A block of data:
+-------+

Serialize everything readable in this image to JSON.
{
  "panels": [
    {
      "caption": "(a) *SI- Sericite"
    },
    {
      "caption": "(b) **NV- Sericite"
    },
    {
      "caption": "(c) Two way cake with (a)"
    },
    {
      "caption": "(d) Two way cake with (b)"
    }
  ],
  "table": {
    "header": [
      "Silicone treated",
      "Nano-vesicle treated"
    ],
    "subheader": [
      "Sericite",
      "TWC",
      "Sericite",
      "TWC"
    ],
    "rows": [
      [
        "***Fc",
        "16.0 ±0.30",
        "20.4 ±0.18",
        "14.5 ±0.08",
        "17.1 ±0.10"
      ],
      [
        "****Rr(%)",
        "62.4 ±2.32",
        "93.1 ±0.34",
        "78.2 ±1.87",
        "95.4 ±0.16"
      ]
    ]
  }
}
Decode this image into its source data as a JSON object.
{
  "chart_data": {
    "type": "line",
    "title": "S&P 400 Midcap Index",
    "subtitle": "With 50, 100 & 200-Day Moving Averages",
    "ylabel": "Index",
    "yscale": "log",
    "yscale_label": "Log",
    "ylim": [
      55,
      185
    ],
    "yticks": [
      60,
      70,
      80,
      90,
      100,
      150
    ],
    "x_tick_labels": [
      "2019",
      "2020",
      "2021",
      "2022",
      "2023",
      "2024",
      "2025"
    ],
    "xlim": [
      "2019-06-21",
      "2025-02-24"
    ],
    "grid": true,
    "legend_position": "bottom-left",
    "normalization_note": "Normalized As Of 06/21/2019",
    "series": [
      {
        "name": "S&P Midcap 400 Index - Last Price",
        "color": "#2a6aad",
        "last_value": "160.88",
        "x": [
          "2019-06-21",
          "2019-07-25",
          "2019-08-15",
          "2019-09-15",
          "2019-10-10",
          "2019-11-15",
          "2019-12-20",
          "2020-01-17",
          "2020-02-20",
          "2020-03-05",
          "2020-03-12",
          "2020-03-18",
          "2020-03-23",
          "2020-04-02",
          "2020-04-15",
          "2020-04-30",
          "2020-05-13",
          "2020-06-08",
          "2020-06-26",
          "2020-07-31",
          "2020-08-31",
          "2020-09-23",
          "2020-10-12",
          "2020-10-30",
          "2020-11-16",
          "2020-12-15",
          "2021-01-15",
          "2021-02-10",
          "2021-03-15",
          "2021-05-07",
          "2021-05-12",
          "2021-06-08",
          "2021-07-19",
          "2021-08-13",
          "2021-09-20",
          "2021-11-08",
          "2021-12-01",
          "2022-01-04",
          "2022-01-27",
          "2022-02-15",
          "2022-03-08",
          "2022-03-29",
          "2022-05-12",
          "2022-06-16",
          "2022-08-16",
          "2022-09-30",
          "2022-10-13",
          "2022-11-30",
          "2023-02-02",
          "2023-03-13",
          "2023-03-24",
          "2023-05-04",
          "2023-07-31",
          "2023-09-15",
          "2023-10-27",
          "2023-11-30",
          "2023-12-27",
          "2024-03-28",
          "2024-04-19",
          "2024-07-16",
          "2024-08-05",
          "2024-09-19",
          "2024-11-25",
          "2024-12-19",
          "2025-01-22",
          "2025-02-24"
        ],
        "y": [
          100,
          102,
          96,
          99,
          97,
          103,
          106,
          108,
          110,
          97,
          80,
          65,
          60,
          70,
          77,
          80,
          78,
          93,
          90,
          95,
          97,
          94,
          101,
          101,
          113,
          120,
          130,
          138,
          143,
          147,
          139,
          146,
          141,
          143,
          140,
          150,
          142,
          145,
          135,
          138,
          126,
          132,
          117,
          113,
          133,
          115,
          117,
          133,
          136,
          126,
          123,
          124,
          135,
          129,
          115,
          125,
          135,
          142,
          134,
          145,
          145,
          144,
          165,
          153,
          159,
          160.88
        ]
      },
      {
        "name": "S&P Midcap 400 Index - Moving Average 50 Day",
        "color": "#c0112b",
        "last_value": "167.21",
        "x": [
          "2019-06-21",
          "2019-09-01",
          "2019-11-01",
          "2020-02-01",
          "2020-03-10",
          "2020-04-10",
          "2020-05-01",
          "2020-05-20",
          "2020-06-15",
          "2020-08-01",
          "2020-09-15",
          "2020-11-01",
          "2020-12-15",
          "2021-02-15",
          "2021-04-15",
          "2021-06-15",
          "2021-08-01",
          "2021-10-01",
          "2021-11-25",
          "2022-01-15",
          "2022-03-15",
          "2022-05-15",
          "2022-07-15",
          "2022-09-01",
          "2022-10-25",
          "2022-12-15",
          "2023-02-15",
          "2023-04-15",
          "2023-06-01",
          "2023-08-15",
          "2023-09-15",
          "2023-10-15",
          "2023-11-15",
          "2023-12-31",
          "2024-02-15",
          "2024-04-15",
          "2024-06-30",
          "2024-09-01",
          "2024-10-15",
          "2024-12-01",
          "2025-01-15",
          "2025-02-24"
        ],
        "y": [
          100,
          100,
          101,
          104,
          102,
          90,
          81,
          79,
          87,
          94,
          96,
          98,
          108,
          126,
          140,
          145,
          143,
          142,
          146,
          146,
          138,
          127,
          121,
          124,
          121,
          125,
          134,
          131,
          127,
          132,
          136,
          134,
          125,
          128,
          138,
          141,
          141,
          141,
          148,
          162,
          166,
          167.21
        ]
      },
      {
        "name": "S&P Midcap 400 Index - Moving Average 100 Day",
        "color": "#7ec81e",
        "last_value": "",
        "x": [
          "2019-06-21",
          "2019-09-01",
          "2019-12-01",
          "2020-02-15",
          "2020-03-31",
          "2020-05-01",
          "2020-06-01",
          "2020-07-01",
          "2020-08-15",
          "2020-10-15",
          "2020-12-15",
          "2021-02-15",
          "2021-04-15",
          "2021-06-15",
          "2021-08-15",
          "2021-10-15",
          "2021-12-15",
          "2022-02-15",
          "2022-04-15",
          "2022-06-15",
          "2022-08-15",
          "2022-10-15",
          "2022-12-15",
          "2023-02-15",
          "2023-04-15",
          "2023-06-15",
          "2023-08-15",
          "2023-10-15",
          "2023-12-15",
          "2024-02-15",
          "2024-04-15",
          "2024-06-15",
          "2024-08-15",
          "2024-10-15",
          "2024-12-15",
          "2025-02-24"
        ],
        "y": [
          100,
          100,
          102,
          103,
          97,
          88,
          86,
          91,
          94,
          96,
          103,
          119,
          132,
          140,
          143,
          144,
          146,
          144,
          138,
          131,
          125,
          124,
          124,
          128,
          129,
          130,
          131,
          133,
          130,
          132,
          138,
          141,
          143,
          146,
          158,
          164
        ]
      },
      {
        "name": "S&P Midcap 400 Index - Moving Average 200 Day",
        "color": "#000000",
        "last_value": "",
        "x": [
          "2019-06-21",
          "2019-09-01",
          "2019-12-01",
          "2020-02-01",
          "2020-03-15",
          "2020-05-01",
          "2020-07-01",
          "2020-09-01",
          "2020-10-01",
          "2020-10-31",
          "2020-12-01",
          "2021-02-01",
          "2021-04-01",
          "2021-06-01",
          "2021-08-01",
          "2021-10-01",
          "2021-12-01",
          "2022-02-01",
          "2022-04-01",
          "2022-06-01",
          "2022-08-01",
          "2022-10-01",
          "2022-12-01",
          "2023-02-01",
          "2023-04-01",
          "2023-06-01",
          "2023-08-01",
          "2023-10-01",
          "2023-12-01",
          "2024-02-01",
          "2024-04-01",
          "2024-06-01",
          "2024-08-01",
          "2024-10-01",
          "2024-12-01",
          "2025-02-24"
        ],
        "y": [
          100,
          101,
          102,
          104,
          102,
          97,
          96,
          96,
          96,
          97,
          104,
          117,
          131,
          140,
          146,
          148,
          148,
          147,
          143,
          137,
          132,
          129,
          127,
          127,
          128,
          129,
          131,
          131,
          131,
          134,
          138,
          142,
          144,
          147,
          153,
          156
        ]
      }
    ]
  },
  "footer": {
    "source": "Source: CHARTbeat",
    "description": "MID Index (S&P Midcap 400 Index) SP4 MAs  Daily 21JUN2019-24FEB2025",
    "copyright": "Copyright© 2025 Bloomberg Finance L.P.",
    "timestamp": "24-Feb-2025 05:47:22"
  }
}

+-------+

The request: Identify and extract each line of the listing that contains "JSON".

Exercise solution:
Serialize everything readable in this image to JSON.
Decode this image into its source data as a JSON object.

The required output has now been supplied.